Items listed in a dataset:
----------------
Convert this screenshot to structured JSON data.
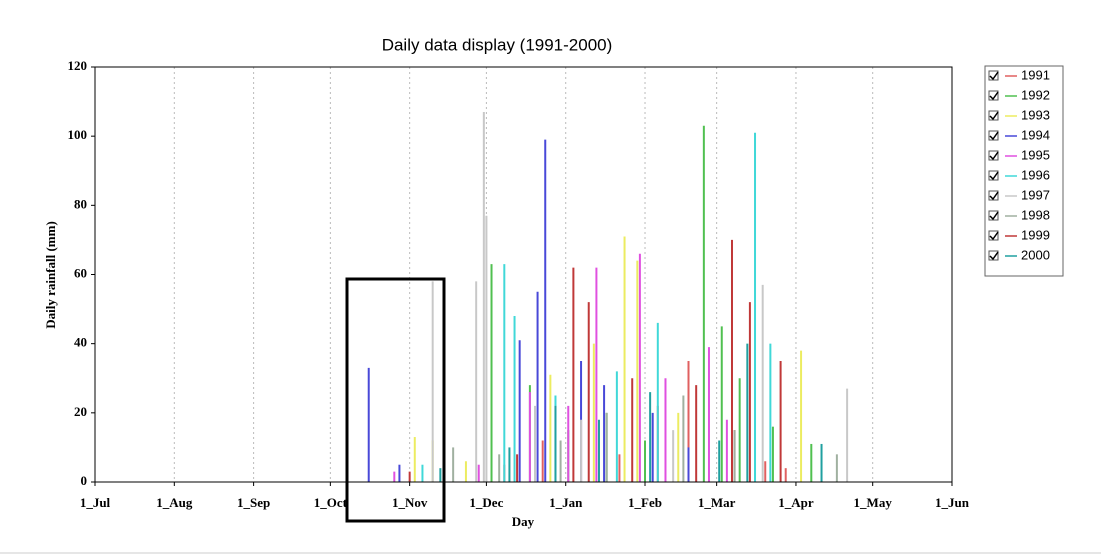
{
  "chart_data": {
    "type": "spike",
    "title": "Daily data display (1991-2000)",
    "x_label": "Day",
    "y_label": "Daily rainfall (mm)",
    "xlim": [
      0,
      335
    ],
    "ylim": [
      0,
      120
    ],
    "xticks": [
      {
        "value": 0,
        "label": "1_Jul"
      },
      {
        "value": 31,
        "label": "1_Aug"
      },
      {
        "value": 62,
        "label": "1_Sep"
      },
      {
        "value": 92,
        "label": "1_Oct"
      },
      {
        "value": 123,
        "label": "1_Nov"
      },
      {
        "value": 153,
        "label": "1_Dec"
      },
      {
        "value": 184,
        "label": "1_Jan"
      },
      {
        "value": 215,
        "label": "1_Feb"
      },
      {
        "value": 243,
        "label": "1_Mar"
      },
      {
        "value": 274,
        "label": "1_Apr"
      },
      {
        "value": 304,
        "label": "1_May"
      },
      {
        "value": 335,
        "label": "1_Jun"
      }
    ],
    "yticks": [
      0,
      20,
      40,
      60,
      80,
      100,
      120
    ],
    "grid": true,
    "legend": "right",
    "series": [
      {
        "name": "1991",
        "color": "#e06060",
        "x": [
          160,
          175,
          190,
          205,
          220,
          232,
          250,
          262,
          270
        ],
        "values": [
          5,
          12,
          18,
          8,
          22,
          35,
          15,
          6,
          4
        ]
      },
      {
        "name": "1992",
        "color": "#50c050",
        "x": [
          155,
          170,
          185,
          200,
          215,
          238,
          245,
          252,
          265,
          280
        ],
        "values": [
          63,
          28,
          15,
          20,
          12,
          103,
          45,
          30,
          16,
          11
        ]
      },
      {
        "name": "1993",
        "color": "#ecec60",
        "x": [
          125,
          132,
          145,
          178,
          195,
          207,
          212,
          228,
          276
        ],
        "values": [
          13,
          12,
          6,
          31,
          40,
          71,
          64,
          20,
          38
        ]
      },
      {
        "name": "1994",
        "color": "#4848d8",
        "x": [
          107,
          119,
          166,
          173,
          176,
          190,
          199,
          218,
          232
        ],
        "values": [
          33,
          5,
          41,
          55,
          99,
          35,
          28,
          20,
          10
        ]
      },
      {
        "name": "1995",
        "color": "#e050e0",
        "x": [
          117,
          150,
          170,
          185,
          196,
          213,
          223,
          240,
          247
        ],
        "values": [
          3,
          5,
          26,
          22,
          62,
          66,
          30,
          39,
          18
        ]
      },
      {
        "name": "1996",
        "color": "#40d8d8",
        "x": [
          128,
          160,
          164,
          180,
          204,
          220,
          258,
          264
        ],
        "values": [
          5,
          63,
          48,
          25,
          32,
          46,
          101,
          40
        ]
      },
      {
        "name": "1997",
        "color": "#c8c8c8",
        "x": [
          132,
          149,
          152,
          153,
          172,
          190,
          226,
          261,
          294
        ],
        "values": [
          58,
          58,
          107,
          77,
          22,
          18,
          15,
          57,
          27
        ]
      },
      {
        "name": "1998",
        "color": "#a0b0a0",
        "x": [
          140,
          158,
          182,
          200,
          230,
          250,
          290
        ],
        "values": [
          10,
          8,
          12,
          20,
          25,
          15,
          8
        ]
      },
      {
        "name": "1999",
        "color": "#c03838",
        "x": [
          123,
          165,
          187,
          193,
          210,
          235,
          249,
          256,
          268
        ],
        "values": [
          3,
          8,
          62,
          52,
          30,
          28,
          70,
          52,
          35
        ]
      },
      {
        "name": "2000",
        "color": "#20a0a0",
        "x": [
          135,
          162,
          180,
          197,
          217,
          244,
          255,
          284
        ],
        "values": [
          4,
          10,
          22,
          18,
          26,
          12,
          40,
          11
        ]
      }
    ]
  }
}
----------------
** Exercise goal **
Find every line that has "name" in it, then return those lines.

** Answer to the problem **
        "name": "1991",
        "name": "1992",
        "name": "1993",
        "name": "1994",
        "name": "1995",
        "name": "1996",
        "name": "1997",
        "name": "1998",
        "name": "1999",
        "name": "2000",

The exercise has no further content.